Arrange the stretch of rows from the start through the one containing "601, 223, 621]" as a Markdown table with the columns Line No. and Row Text, omitting any blank lines.

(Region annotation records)
========================================

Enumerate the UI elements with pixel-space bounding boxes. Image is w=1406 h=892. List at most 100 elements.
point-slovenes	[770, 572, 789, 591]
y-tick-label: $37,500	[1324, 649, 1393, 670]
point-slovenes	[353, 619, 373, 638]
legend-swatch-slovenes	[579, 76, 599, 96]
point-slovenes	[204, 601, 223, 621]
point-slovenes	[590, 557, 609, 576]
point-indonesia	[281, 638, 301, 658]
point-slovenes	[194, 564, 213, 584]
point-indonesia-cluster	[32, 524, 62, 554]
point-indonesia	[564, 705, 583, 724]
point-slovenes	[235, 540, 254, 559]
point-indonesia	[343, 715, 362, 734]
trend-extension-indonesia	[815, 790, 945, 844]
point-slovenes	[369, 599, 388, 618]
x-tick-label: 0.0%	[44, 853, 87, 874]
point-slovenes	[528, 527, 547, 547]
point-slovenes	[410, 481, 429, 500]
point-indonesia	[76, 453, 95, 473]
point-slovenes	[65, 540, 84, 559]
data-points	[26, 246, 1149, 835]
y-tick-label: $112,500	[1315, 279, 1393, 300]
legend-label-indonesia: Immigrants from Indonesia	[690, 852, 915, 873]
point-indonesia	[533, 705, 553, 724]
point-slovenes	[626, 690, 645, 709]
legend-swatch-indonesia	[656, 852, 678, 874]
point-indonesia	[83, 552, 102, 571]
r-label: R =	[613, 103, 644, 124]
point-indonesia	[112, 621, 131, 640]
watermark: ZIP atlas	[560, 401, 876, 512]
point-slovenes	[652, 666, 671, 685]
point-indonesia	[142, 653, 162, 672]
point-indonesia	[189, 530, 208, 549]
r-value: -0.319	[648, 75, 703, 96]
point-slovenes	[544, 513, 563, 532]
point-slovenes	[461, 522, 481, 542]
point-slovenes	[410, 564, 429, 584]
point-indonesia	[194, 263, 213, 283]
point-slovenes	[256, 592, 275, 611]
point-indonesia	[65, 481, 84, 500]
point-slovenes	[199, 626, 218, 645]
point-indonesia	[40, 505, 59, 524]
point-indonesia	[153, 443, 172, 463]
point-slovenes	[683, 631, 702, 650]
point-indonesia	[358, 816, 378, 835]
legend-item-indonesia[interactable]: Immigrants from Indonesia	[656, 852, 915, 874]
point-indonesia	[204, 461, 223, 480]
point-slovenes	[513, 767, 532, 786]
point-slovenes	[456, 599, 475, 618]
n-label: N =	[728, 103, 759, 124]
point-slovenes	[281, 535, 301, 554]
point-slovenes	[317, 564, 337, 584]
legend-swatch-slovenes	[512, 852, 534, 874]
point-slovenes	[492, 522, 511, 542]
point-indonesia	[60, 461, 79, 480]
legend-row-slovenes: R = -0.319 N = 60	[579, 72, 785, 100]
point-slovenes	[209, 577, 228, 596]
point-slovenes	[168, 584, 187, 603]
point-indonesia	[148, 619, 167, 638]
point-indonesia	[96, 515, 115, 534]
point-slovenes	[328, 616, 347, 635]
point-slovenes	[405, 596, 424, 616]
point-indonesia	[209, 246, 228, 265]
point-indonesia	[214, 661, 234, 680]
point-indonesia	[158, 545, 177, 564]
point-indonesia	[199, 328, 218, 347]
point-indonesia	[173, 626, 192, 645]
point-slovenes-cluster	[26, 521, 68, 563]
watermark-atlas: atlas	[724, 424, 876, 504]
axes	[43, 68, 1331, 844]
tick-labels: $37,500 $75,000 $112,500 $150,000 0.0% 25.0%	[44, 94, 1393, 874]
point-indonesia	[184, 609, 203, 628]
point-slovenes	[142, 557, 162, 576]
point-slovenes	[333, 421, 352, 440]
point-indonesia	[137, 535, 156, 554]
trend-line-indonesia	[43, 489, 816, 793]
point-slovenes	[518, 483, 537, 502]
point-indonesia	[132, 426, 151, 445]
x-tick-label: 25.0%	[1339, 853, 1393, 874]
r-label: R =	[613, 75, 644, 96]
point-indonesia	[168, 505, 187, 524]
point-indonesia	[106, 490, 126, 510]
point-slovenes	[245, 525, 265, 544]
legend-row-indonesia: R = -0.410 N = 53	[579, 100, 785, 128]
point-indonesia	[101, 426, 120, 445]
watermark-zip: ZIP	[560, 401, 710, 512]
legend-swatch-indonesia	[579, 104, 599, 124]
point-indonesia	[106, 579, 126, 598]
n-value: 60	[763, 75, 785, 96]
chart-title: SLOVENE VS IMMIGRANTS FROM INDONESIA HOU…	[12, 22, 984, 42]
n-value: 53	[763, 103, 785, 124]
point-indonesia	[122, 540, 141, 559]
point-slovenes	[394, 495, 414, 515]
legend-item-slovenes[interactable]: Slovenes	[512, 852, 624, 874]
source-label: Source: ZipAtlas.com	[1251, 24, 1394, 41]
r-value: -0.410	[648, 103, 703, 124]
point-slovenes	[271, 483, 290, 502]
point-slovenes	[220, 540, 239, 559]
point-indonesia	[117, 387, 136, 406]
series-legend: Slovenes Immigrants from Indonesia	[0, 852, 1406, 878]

========================================

> [Problem solution]:
| Line No. | Row Text |
|---|---|
| 1 | Enumerate the UI elements with pixel-space bounding boxes. Image is w=1406 h=892. List at most 100 elements. |
| 2 | point-slovenes	[770, 572, 789, 591] |
| 3 | y-tick-label: $37,500	[1324, 649, 1393, 670] |
| 4 | point-slovenes	[353, 619, 373, 638] |
| 5 | legend-swatch-slovenes	[579, 76, 599, 96] |
| 6 | point-slovenes	[204, 601, 223, 621] |